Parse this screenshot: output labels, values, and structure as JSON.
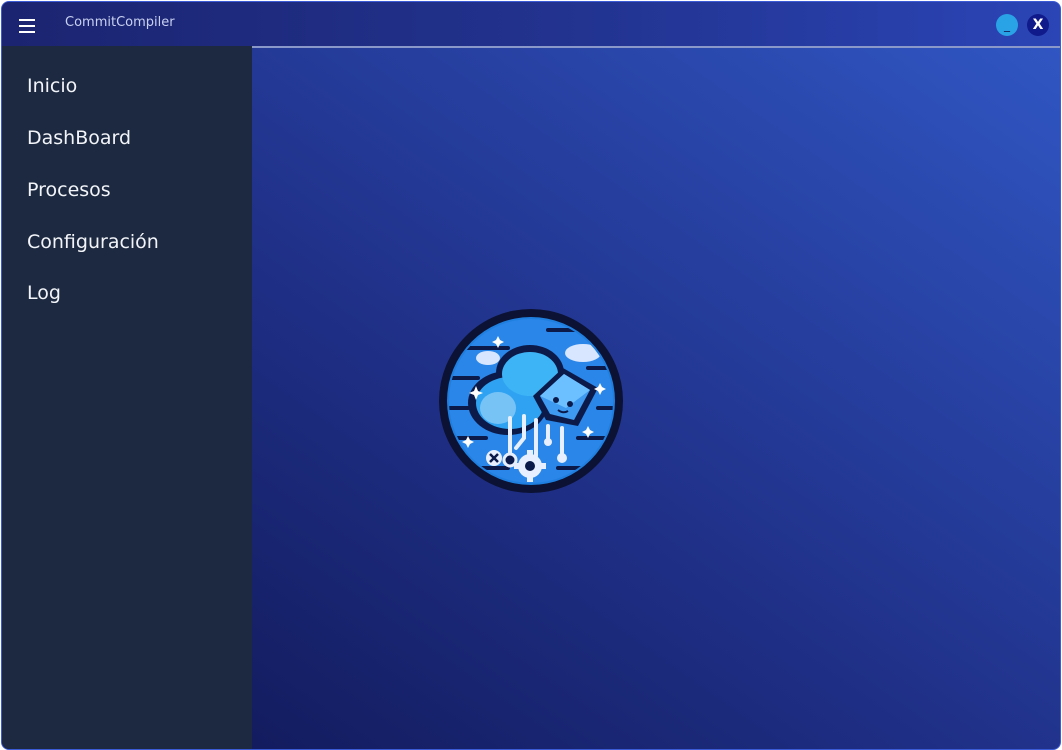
{
  "window": {
    "title": "CommitCompiler",
    "minimize_label": "_",
    "close_label": "X"
  },
  "icons": {
    "menu": "hamburger-menu-icon",
    "logo": "cloud-circuit-logo"
  },
  "sidebar": {
    "items": [
      {
        "label": "Inicio"
      },
      {
        "label": "DashBoard"
      },
      {
        "label": "Procesos"
      },
      {
        "label": "Configuración"
      },
      {
        "label": "Log"
      }
    ]
  },
  "colors": {
    "sidebar_bg": "#1c2940",
    "content_gradient_start": "#0e1550",
    "content_gradient_end": "#3158c6",
    "minimize_button": "#29a3e6",
    "close_button": "#101a8a"
  }
}
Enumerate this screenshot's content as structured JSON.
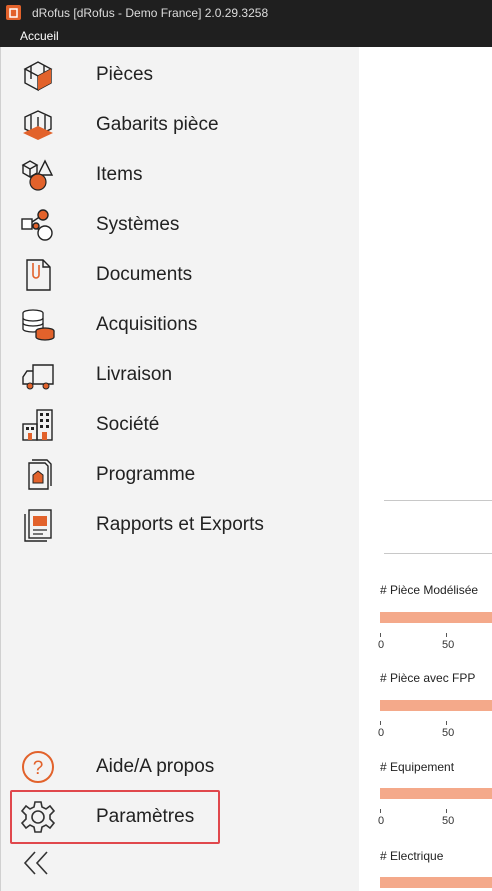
{
  "window": {
    "title": "dRofus [dRofus - Demo France] 2.0.29.3258",
    "menu": [
      "Accueil"
    ]
  },
  "sidebar": {
    "items": [
      {
        "label": "Pièces",
        "icon": "rooms-icon"
      },
      {
        "label": "Gabarits pièce",
        "icon": "room-templates-icon"
      },
      {
        "label": "Items",
        "icon": "items-icon"
      },
      {
        "label": "Systèmes",
        "icon": "systems-icon"
      },
      {
        "label": "Documents",
        "icon": "documents-icon"
      },
      {
        "label": "Acquisitions",
        "icon": "acquisitions-icon"
      },
      {
        "label": "Livraison",
        "icon": "delivery-icon"
      },
      {
        "label": "Société",
        "icon": "company-icon"
      },
      {
        "label": "Programme",
        "icon": "program-icon"
      },
      {
        "label": "Rapports et Exports",
        "icon": "reports-icon"
      }
    ],
    "bottom": [
      {
        "label": "Aide/A propos",
        "icon": "help-icon"
      },
      {
        "label": "Paramètres",
        "icon": "settings-icon"
      }
    ],
    "collapse_icon": "double-chevron-left-icon"
  },
  "dashboard": {
    "stats": [
      {
        "label": "# Pièce Modélisée",
        "ticks": [
          "0",
          "50"
        ]
      },
      {
        "label": "# Pièce avec FPP",
        "ticks": [
          "0",
          "50"
        ]
      },
      {
        "label": "# Equipement",
        "ticks": [
          "0",
          "50"
        ]
      },
      {
        "label": "# Electrique",
        "ticks": []
      }
    ]
  },
  "colors": {
    "accent": "#e2622b",
    "bar": "#f4a98a",
    "highlight": "#e0474c",
    "titlebar": "#1f1f1f",
    "sidebar_bg": "#f3f3f3"
  }
}
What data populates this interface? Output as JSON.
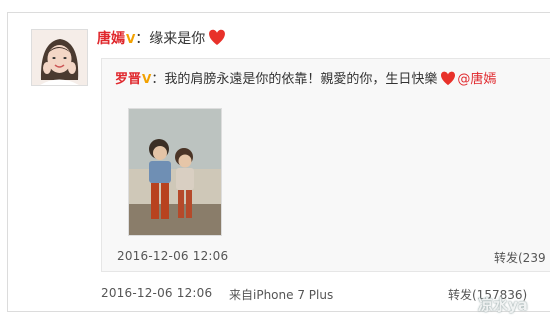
{
  "post": {
    "author": "唐嫣",
    "colon": "：",
    "text": "缘来是你"
  },
  "repost": {
    "author": "罗晋",
    "colon": "：",
    "text": "我的肩膀永遠是你的依靠！親愛的你，生日快樂",
    "mention": "@唐嫣",
    "time": "2016-12-06 12:06",
    "forward": "转发(239"
  },
  "footer": {
    "time": "2016-12-06 12:06",
    "source": "来自iPhone 7 Plus",
    "forward": "转发(157836)"
  },
  "watermark": "凉水ya",
  "colors": {
    "accent": "#e0282d",
    "badge": "#f2a100",
    "heart": "#e8312a"
  }
}
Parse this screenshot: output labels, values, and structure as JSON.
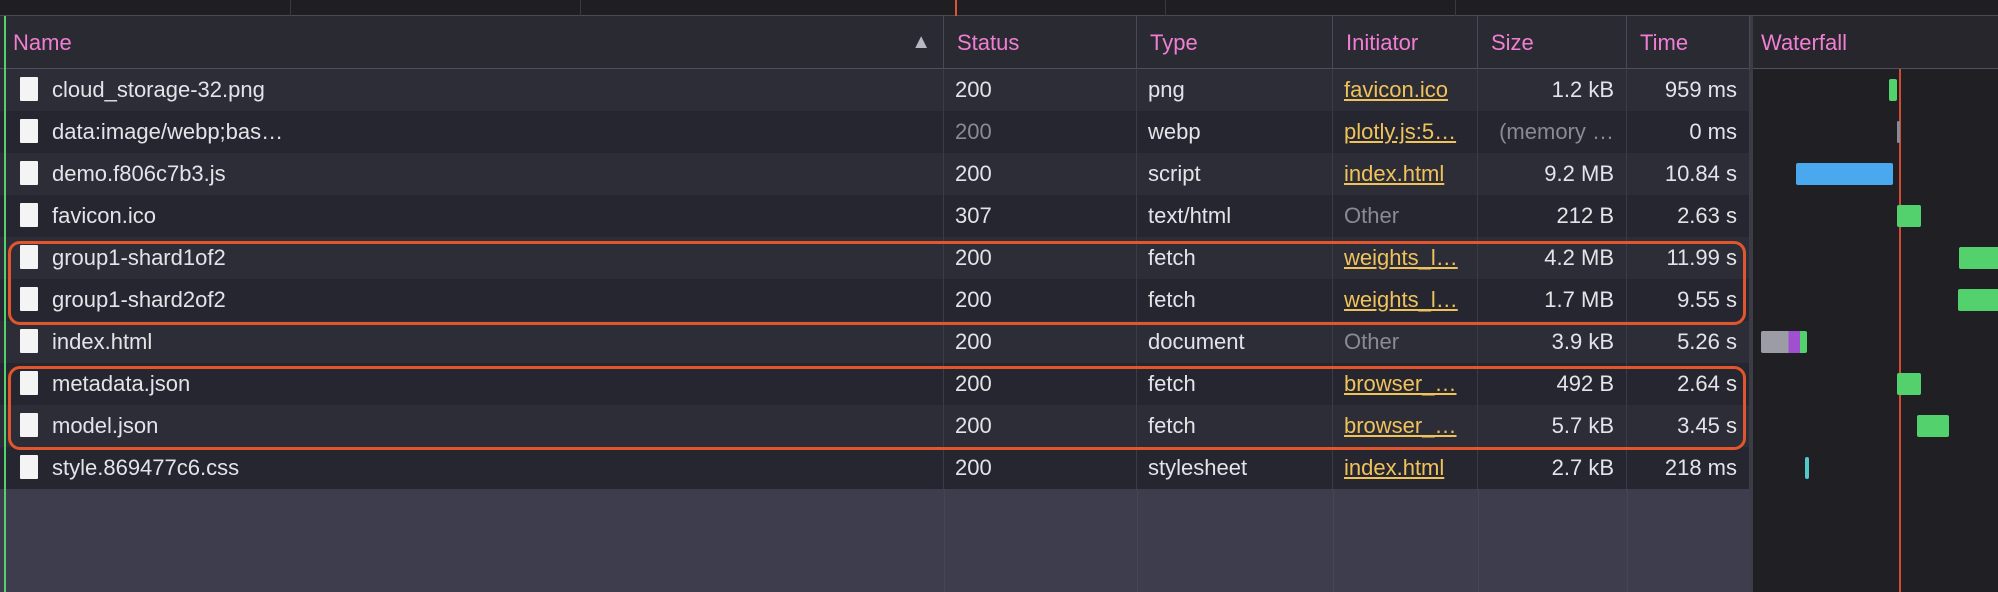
{
  "columns": {
    "name": "Name",
    "status": "Status",
    "type": "Type",
    "initiator": "Initiator",
    "size": "Size",
    "time": "Time",
    "waterfall": "Waterfall"
  },
  "sort_indicator": "▲",
  "rows": [
    {
      "name": "cloud_storage-32.png",
      "status": "200",
      "type": "png",
      "initiator": "favicon.ico",
      "size": "1.2 kB",
      "time": "959 ms"
    },
    {
      "name": "data:image/webp;bas…",
      "status": "200",
      "type": "webp",
      "initiator": "plotly.js:5…",
      "size": "(memory …",
      "time": "0 ms"
    },
    {
      "name": "demo.f806c7b3.js",
      "status": "200",
      "type": "script",
      "initiator": "index.html",
      "size": "9.2 MB",
      "time": "10.84 s"
    },
    {
      "name": "favicon.ico",
      "status": "307",
      "type": "text/html",
      "initiator": "Other",
      "size": "212 B",
      "time": "2.63 s"
    },
    {
      "name": "group1-shard1of2",
      "status": "200",
      "type": "fetch",
      "initiator": "weights_l…",
      "size": "4.2 MB",
      "time": "11.99 s"
    },
    {
      "name": "group1-shard2of2",
      "status": "200",
      "type": "fetch",
      "initiator": "weights_l…",
      "size": "1.7 MB",
      "time": "9.55 s"
    },
    {
      "name": "index.html",
      "status": "200",
      "type": "document",
      "initiator": "Other",
      "size": "3.9 kB",
      "time": "5.26 s"
    },
    {
      "name": "metadata.json",
      "status": "200",
      "type": "fetch",
      "initiator": "browser_…",
      "size": "492 B",
      "time": "2.64 s"
    },
    {
      "name": "model.json",
      "status": "200",
      "type": "fetch",
      "initiator": "browser_…",
      "size": "5.7 kB",
      "time": "3.45 s"
    },
    {
      "name": "style.869477c6.css",
      "status": "200",
      "type": "stylesheet",
      "initiator": "index.html",
      "size": "2.7 kB",
      "time": "218 ms"
    }
  ],
  "colors": {
    "header_text": "#f07fd3",
    "link": "#f0c35a",
    "highlight": "#e2562e",
    "bar_download": "#53d16d",
    "bar_script": "#4aa8ee"
  }
}
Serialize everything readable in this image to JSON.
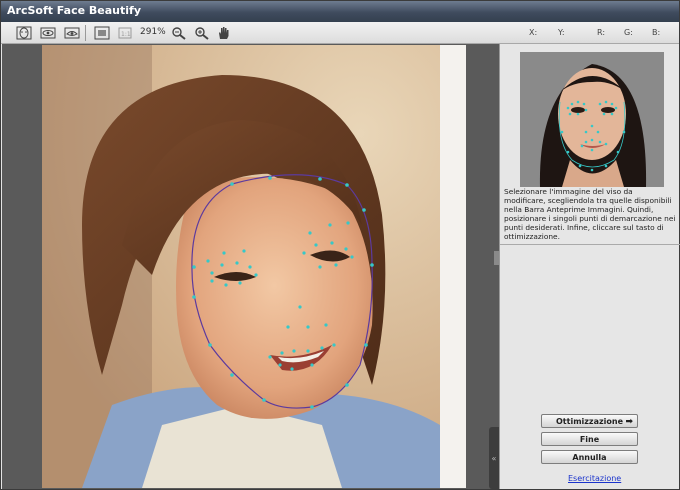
{
  "window": {
    "title": "ArcSoft Face Beautify"
  },
  "toolbar": {
    "zoom_level": "291%",
    "coords": {
      "x_label": "X:",
      "y_label": "Y:",
      "r_label": "R:",
      "g_label": "G:",
      "b_label": "B:"
    },
    "icons": [
      "face-detect-icon",
      "eye-tool-icon",
      "eye-tool-2-icon",
      "fit-screen-icon",
      "actual-size-icon",
      "zoom-out-icon",
      "zoom-in-icon",
      "hand-pan-icon"
    ]
  },
  "side_panel": {
    "instructions": "Selezionare l'immagine del viso da modificare, scegliendola tra quelle disponibili nella Barra Anteprime Immagini. Quindi, posizionare i singoli punti di demarcazione nei punti desiderati. Infine, cliccare sul tasto di ottimizzazione.",
    "buttons": {
      "optimize": "Ottimizzazione",
      "finish": "Fine",
      "cancel": "Annulla"
    },
    "tutorial_link": "Esercitazione"
  },
  "colors": {
    "landmark": "#36c8c8",
    "contour": "#5c3a9e",
    "title_bar": "#3f4b5e"
  }
}
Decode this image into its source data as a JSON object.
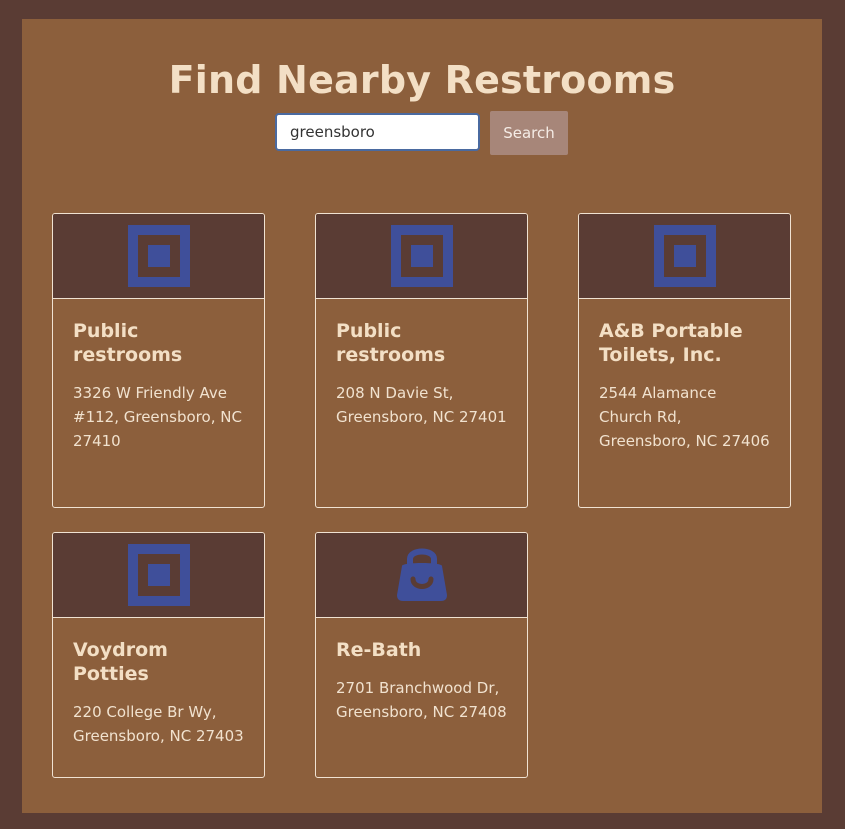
{
  "page": {
    "title": "Find Nearby Restrooms"
  },
  "search": {
    "value": "greensboro",
    "button_label": "Search"
  },
  "results": [
    {
      "name": "Public restrooms",
      "address": "3326 W Friendly Ave #112, Greensboro, NC 27410",
      "icon": "square-icon"
    },
    {
      "name": "Public restrooms",
      "address": "208 N Davie St, Greensboro, NC 27401",
      "icon": "square-icon"
    },
    {
      "name": "A&B Portable Toilets, Inc.",
      "address": "2544 Alamance Church Rd, Greensboro, NC 27406",
      "icon": "square-icon"
    },
    {
      "name": "Voydrom Potties",
      "address": "220 College Br Wy, Greensboro, NC 27403",
      "icon": "square-icon"
    },
    {
      "name": "Re-Bath",
      "address": "2701 Branchwood Dr, Greensboro, NC 27408",
      "icon": "shopping-bag-icon"
    }
  ],
  "colors": {
    "outer_background": "#5a3c34",
    "panel_background": "#8c5f3c",
    "icon_blue": "#3f4f9a",
    "title_text": "#f3dfc5",
    "button_background": "#a78679",
    "card_border": "#f0e2d2"
  }
}
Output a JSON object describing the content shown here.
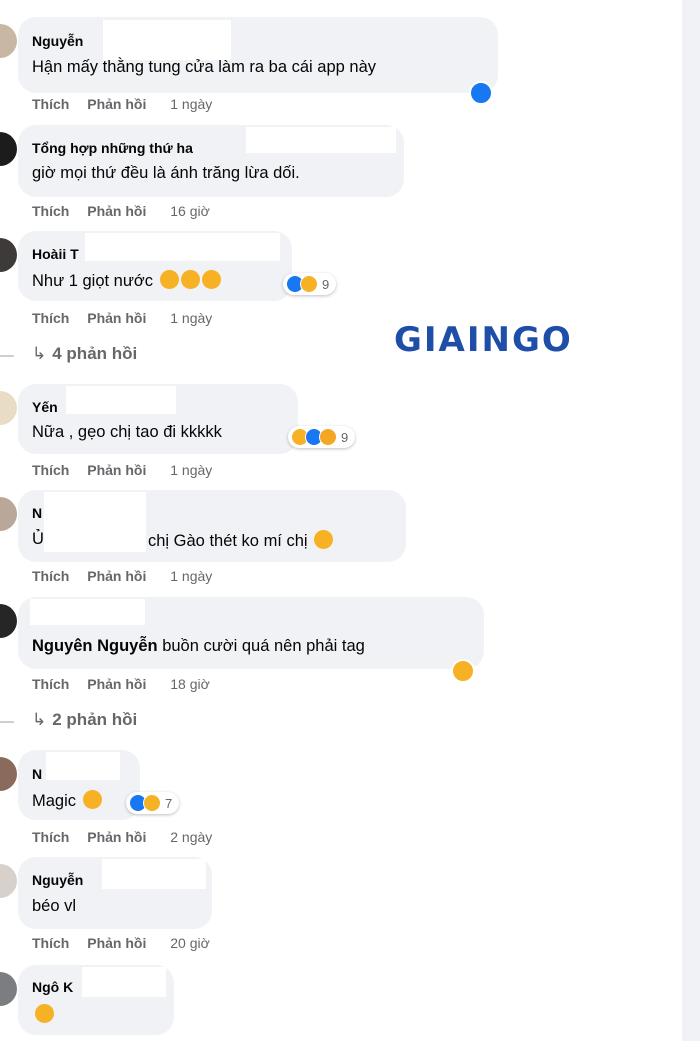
{
  "actions": {
    "like": "Thích",
    "reply": "Phản hồi"
  },
  "watermark": "GIAINGO",
  "colors": {
    "bubble": "#f0f2f5",
    "like": "#1877f2",
    "haha": "#f7b125",
    "meta": "#65676b"
  },
  "comments": [
    {
      "name": "Nguyễn",
      "text": "Hận mấy thằng tung cửa làm ra ba cái app này",
      "time": "1 ngày"
    },
    {
      "name": "Tổng hợp những thứ ha",
      "text": "giờ mọi thứ đều là ánh trăng lừa dối.",
      "time": "16 giờ"
    },
    {
      "name": "Hoàii T",
      "text": "Như 1 giọt nước",
      "time": "1 ngày",
      "reaction_count": "9",
      "replies": "4 phản hồi"
    },
    {
      "name": "Yến",
      "text": "Nữa , gẹo chị tao đi kkkkk",
      "time": "1 ngày",
      "reaction_count": "9"
    },
    {
      "name": "N",
      "text_prefix": "Ủ",
      "text": "chị Gào thét ko mí chị",
      "time": "1 ngày"
    },
    {
      "name": "",
      "tag": "Nguyên Nguyễn",
      "text": "buồn cười quá nên phải tag",
      "time": "18 giờ",
      "replies": "2 phản hồi"
    },
    {
      "name": "N",
      "text": "Magic",
      "time": "2 ngày",
      "reaction_count": "7"
    },
    {
      "name": "Nguyễn",
      "text": "béo vl",
      "time": "20 giờ"
    },
    {
      "name": "Ngô K",
      "text": ""
    }
  ]
}
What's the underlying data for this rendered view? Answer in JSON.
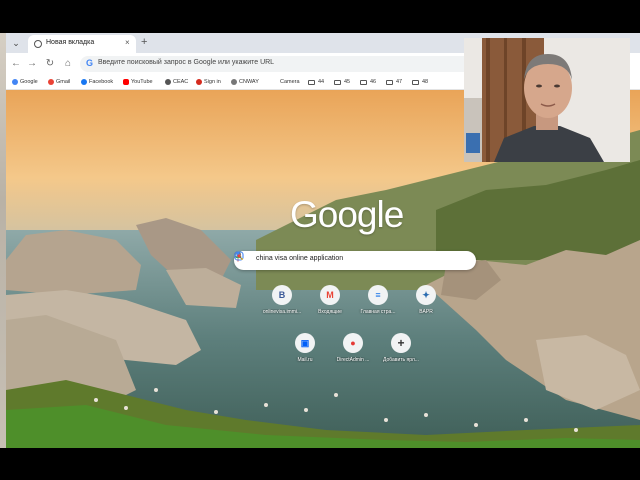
{
  "browser": {
    "tab": {
      "title": "Новая вкладка",
      "close": "×"
    },
    "new_tab": "+",
    "nav": {
      "back": "←",
      "forward": "→",
      "reload": "↻",
      "home": "⌂"
    },
    "omnibox": {
      "placeholder": "Введите поисковый запрос в Google или укажите URL"
    }
  },
  "bookmarks": [
    {
      "label": "Google",
      "icon": "google-icon",
      "color": "#4285f4"
    },
    {
      "label": "Gmail",
      "icon": "gmail-icon",
      "color": "#ea4335"
    },
    {
      "label": "Facebook",
      "icon": "facebook-icon",
      "color": "#1877f2"
    },
    {
      "label": "YouTube",
      "icon": "youtube-icon",
      "color": "#ff0000"
    },
    {
      "label": "CEAC",
      "icon": "ceac-icon",
      "color": "#555555"
    },
    {
      "label": "Sign in",
      "icon": "maple-leaf-icon",
      "color": "#d52b1e"
    },
    {
      "label": "CNWAY",
      "icon": "cnway-icon",
      "color": "#777777"
    },
    {
      "label": "Camera",
      "icon": "folder-icon"
    },
    {
      "label": "44",
      "icon": "folder-icon"
    },
    {
      "label": "45",
      "icon": "folder-icon"
    },
    {
      "label": "46",
      "icon": "folder-icon"
    },
    {
      "label": "47",
      "icon": "folder-icon"
    },
    {
      "label": "48",
      "icon": "folder-icon"
    }
  ],
  "newtab": {
    "logo": "Google",
    "search_value": "china visa online application",
    "shortcuts": [
      {
        "label": "onlinevisa.immi...",
        "glyph": "B",
        "color": "#3b5998"
      },
      {
        "label": "Входящие",
        "glyph": "M",
        "color": "#ea4335"
      },
      {
        "label": "Главная стра...",
        "glyph": "≡",
        "color": "#1a73e8"
      },
      {
        "label": "BAPR",
        "glyph": "✦",
        "color": "#2b6cb0"
      },
      {
        "label": "Mail.ru",
        "glyph": "▣",
        "color": "#005ff9"
      },
      {
        "label": "DirectAdmin ...",
        "glyph": "●",
        "color": "#e53935"
      },
      {
        "label": "Добавить ярл...",
        "glyph": "+",
        "color": "#333333"
      }
    ]
  }
}
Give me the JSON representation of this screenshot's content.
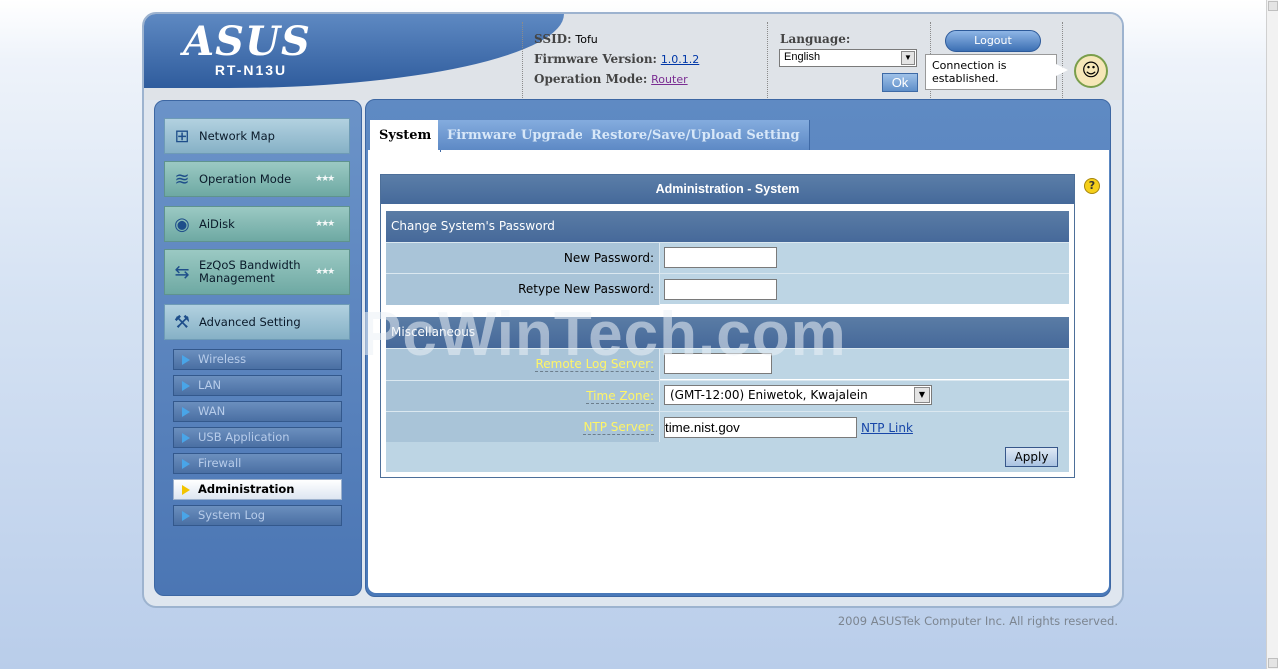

GOAL: From the listing above, pick out every line containing "source".

RESULT BELOW:
    "source": "来自iPhone 7 Plus",
Decode this image into its source data as a JSON object.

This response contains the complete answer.